Problem to work on:
Return the entries below verbatim. Pictures stay out.
----------------------------------------
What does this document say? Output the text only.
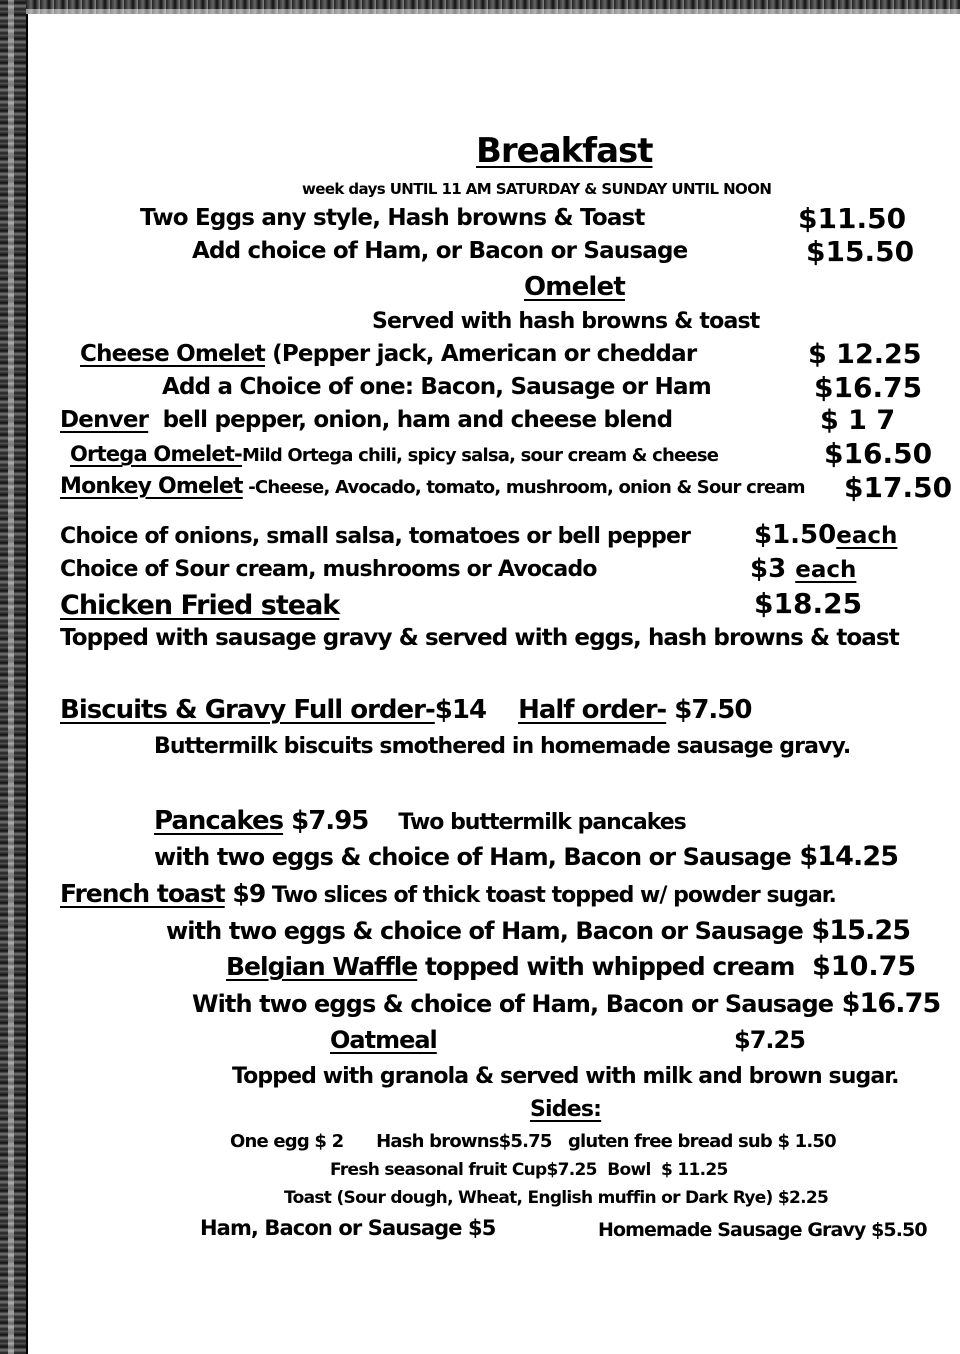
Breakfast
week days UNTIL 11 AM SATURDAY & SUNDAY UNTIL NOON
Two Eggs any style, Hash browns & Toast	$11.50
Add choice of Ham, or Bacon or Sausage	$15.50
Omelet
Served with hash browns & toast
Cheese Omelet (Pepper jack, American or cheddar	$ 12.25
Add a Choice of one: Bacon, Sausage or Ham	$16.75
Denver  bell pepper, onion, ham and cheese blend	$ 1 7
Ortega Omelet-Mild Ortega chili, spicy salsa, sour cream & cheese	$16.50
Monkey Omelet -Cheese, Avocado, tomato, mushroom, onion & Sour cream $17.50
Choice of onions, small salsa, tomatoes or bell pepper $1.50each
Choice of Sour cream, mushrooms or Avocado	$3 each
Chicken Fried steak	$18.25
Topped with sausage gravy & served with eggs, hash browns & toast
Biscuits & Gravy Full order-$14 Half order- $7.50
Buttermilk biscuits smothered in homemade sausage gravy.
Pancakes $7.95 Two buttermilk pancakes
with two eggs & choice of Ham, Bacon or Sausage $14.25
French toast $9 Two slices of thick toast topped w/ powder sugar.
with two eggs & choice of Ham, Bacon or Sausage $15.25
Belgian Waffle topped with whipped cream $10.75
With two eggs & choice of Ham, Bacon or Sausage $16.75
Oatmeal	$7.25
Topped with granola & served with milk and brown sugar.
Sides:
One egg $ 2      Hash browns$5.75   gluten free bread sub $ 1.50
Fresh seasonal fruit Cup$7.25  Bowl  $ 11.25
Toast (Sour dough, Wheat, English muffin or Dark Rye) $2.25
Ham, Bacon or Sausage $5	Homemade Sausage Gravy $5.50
----------------------------------------
Reply:
What does this document say? Output the text only.
Breakfast
week days UNTIL 11 AM SATURDAY & SUNDAY UNTIL NOON
Two Eggs any style, Hash browns & Toast	$11.50
Add choice of Ham, or Bacon or Sausage	$15.50
Omelet
Served with hash browns & toast
Cheese Omelet (Pepper jack, American or cheddar	$ 12.25
Add a Choice of one: Bacon, Sausage or Ham	$16.75
Denver  bell pepper, onion, ham and cheese blend	$ 1 7
Ortega Omelet-Mild Ortega chili, spicy salsa, sour cream & cheese	$16.50
Monkey Omelet -Cheese, Avocado, tomato, mushroom, onion & Sour cream $17.50
Choice of onions, small salsa, tomatoes or bell pepper $1.50each
Choice of Sour cream, mushrooms or Avocado	$3 each
Chicken Fried steak	$18.25
Topped with sausage gravy & served with eggs, hash browns & toast
Biscuits & Gravy Full order-$14 Half order- $7.50
Buttermilk biscuits smothered in homemade sausage gravy.
Pancakes $7.95 Two buttermilk pancakes
with two eggs & choice of Ham, Bacon or Sausage $14.25
French toast $9 Two slices of thick toast topped w/ powder sugar.
with two eggs & choice of Ham, Bacon or Sausage $15.25
Belgian Waffle topped with whipped cream $10.75
With two eggs & choice of Ham, Bacon or Sausage $16.75
Oatmeal	$7.25
Topped with granola & served with milk and brown sugar.
Sides:
One egg $ 2      Hash browns$5.75   gluten free bread sub $ 1.50
Fresh seasonal fruit Cup$7.25  Bowl  $ 11.25
Toast (Sour dough, Wheat, English muffin or Dark Rye) $2.25
Ham, Bacon or Sausage $5	Homemade Sausage Gravy $5.50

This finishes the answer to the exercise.